• Passage:
_ _ _ _ _ _ _

2007-06-13 03:55:07 · 9 answers · asked by Anonymous in Science & Mathematics Physics

I think it is clear enough: the question is about SOLID tide...not about oceans and seas

2007-06-13 04:13:06 · update #1

I think it is clear enough: the question is about SOLID tide...not about oceans and seas

2007-06-13 04:14:07 · update #2

9 answers

The tide moves a huge amount of water twice each day, and harnessing it could provide a great deal of energy - around 20% of Britain's needs for instance.

Although the energy supply is reliable and plentiful, converting it into useful electrical power is not easy.

Only around 20 sites in the world have been identified as possible tidal power stations.

To learn more I've suggested some resource materials in the sources section for you.

2007-06-13 03:58:13 · answer #1 · answered by ? 6 · 0 1

Sorry, a lot of answerers here aren't very quick. Maybe you can write more slowly for them :-) The asker is referring to the fact that the earth's solid bulk rises and falls due to tidal forces.

The problem with using this displacement to perform work is that you would need something for this displacement to push or pull against. Things *on* earth will just rise and fall with the surface. You would have to, for example, drill a hole to the center of the earth, throw down a rope, and anchor it to the core. The rope would then stretch and relax with the tide. This could be used to perform work on a generator. Not very practical.

Ocean tides avoid this problem because water is a fluid. It flows laterally to maintain an equipotential surface, allowing it to increase in height *relative to* the land because the land lags behind due to its greater inertia. This differential allows water to be dammed and discharged through a turbine when the tide goes out.

2007-06-13 15:45:32 · answer #2 · answered by Dr. R 7 · 3 0

no but I have imagined it, and yes it is real, because of the quantum accumulation of static electricity produced when geo locations are flexed by the elastic bubble like shape of the earth within its atmosphere. The same should be true of any planet with an atmosphere that rotates on an axis.

2007-06-19 11:58:09 · answer #3 · answered by james p 3 · 1 0

there's ways of designing batteries that take the chemical action of H20 being forced to electrolosis itself through an exact frequency that Andrija Puharich figured out was probably around 4.6 hz or something...

_ _ _ _ _ _ _

• Extracted data:

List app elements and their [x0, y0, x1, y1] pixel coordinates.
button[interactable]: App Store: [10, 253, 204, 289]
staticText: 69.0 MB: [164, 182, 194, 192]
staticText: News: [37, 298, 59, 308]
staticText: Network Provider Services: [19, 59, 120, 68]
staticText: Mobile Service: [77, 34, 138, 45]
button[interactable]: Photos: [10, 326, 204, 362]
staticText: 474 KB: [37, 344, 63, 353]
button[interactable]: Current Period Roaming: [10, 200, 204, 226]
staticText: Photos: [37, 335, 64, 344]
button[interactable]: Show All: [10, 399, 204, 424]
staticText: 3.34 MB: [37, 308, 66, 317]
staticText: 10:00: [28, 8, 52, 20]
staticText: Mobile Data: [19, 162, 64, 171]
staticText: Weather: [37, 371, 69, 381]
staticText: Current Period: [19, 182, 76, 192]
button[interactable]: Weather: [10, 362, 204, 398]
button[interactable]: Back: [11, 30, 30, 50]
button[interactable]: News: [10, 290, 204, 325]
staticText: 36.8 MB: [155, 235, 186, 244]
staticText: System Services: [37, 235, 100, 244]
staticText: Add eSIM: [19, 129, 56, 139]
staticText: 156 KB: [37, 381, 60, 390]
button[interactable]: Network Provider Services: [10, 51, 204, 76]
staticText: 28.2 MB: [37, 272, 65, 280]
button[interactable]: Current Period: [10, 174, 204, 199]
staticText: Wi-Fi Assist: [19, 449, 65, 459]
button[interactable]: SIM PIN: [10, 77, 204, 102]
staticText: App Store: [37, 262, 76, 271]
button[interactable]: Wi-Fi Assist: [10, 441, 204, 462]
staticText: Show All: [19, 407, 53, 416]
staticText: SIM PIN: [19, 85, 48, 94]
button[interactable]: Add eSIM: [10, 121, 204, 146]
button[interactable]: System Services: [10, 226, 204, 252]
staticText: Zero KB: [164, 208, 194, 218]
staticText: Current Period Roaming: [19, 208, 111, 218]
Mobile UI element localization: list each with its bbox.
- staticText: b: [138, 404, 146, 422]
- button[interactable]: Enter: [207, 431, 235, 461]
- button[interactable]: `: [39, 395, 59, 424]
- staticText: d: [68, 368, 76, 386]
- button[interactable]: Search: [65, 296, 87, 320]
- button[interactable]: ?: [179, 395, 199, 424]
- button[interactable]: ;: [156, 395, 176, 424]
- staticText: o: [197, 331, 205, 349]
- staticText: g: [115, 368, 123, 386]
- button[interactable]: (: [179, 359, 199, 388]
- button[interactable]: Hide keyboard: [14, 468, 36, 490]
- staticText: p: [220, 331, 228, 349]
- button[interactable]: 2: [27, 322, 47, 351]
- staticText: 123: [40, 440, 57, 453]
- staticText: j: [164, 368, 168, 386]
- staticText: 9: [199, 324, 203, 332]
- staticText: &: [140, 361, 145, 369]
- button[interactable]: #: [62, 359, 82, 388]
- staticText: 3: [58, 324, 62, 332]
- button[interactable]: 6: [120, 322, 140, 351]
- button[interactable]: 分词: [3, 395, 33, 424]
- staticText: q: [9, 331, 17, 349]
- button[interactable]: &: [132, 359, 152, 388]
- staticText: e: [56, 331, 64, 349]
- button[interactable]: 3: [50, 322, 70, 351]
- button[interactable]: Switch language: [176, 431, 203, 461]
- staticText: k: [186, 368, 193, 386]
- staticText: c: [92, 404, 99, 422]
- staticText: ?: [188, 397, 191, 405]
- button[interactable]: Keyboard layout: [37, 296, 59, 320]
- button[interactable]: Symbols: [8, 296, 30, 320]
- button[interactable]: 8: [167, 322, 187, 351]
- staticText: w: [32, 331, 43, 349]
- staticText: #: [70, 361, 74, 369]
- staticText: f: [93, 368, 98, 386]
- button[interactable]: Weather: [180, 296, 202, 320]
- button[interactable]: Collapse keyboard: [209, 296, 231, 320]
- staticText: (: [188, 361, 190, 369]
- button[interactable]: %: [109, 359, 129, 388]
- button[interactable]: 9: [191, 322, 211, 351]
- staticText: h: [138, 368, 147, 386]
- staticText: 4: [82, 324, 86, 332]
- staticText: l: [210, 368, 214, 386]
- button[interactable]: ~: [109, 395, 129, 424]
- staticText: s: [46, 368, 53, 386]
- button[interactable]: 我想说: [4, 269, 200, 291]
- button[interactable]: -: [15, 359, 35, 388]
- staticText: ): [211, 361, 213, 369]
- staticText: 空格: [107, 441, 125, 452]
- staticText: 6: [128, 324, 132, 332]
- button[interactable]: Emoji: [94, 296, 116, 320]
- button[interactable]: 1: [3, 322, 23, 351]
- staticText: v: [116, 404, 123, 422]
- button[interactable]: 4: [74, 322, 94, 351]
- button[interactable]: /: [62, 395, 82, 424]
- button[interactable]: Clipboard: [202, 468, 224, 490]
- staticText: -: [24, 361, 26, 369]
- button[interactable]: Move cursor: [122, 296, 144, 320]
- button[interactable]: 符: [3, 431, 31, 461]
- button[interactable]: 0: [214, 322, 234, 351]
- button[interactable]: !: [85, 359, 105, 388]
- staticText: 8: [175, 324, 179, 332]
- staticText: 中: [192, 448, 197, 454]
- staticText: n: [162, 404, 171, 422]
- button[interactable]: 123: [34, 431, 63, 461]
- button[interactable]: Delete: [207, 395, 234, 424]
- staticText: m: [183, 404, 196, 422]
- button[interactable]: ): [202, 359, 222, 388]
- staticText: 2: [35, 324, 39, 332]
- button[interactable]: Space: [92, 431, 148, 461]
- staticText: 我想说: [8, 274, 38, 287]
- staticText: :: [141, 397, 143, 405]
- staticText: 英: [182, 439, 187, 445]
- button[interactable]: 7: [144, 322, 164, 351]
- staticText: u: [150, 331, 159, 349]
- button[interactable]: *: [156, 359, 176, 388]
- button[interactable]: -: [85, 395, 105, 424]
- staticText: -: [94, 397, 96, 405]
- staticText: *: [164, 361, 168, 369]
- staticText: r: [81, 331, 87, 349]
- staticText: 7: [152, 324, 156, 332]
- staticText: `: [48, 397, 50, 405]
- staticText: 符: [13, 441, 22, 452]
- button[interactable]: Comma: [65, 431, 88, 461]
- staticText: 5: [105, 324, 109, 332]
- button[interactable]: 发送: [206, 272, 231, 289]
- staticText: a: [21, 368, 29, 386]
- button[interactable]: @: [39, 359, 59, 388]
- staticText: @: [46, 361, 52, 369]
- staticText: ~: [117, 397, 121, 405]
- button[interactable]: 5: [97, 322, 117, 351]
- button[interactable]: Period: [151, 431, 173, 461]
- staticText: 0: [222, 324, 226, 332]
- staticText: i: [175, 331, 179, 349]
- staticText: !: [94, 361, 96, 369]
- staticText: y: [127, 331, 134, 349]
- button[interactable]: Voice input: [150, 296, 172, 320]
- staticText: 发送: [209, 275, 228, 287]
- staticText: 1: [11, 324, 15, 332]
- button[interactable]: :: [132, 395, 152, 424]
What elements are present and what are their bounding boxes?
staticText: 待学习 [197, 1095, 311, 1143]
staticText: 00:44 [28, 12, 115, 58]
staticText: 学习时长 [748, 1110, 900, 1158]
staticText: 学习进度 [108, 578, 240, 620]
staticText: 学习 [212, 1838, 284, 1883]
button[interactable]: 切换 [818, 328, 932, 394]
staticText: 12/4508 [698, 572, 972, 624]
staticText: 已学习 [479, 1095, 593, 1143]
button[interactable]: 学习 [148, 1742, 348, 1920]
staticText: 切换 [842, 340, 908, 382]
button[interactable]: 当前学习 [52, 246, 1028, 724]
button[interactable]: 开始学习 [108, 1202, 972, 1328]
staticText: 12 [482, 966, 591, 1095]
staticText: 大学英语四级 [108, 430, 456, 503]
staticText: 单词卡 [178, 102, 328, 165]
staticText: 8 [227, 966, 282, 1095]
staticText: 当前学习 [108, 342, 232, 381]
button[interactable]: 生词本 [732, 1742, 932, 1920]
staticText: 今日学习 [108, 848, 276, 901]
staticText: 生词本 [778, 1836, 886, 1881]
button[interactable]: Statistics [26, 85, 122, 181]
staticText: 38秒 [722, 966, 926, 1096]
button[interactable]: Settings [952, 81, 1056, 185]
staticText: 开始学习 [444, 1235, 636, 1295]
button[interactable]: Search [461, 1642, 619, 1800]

_ _ _ _ _ _ _

• Things to do:
• a. Please rework the tide thread, starting with "2007-06-13 04:14:07 ·" and going on through "section for you.", so that "plentiful" becomes "abundant".
• b. Extend the tide thread, picking up after its final sentence.

• Answers to each task:
• a.
2007-06-13 04:14:07 · update #2

9 answers

The tide moves a huge amount of water twice each day, and harnessing it could provide a great deal of energy - around 20% of Britain's needs for instance.

Although the energy supply is reliable and abundant, converting it into useful electrical power is not easy.

Only around 20 sites in the world have been identified as possible tidal power stations.

To learn more I've suggested some resource materials in the sources section for you.

• b.
batteries can essentially exactify this low low frequency from nuisance designs in what i guess is mostly just a way of containing energy through resonant field harmonics that orchestrate the chemical anomalies seen in atomic stabilities that ultimately reflect something like the limitations fo originality in fractal coherence and structuralizational tactics involving the limits of human perception given a specific medium such as directable currents existing in ac/dc and ac/dc even coming to form something called "xc" which is a chemical idiosyncratic method of absolving the instabilities as dependent upon a specific unlocking/relocking that is almost exclusively a solar battery gone on steroids.. sorry to say this but there's even infinite energy through proper use of magnetism and copper constructs and the 7.4hz harmonic which still remains to be "proven"..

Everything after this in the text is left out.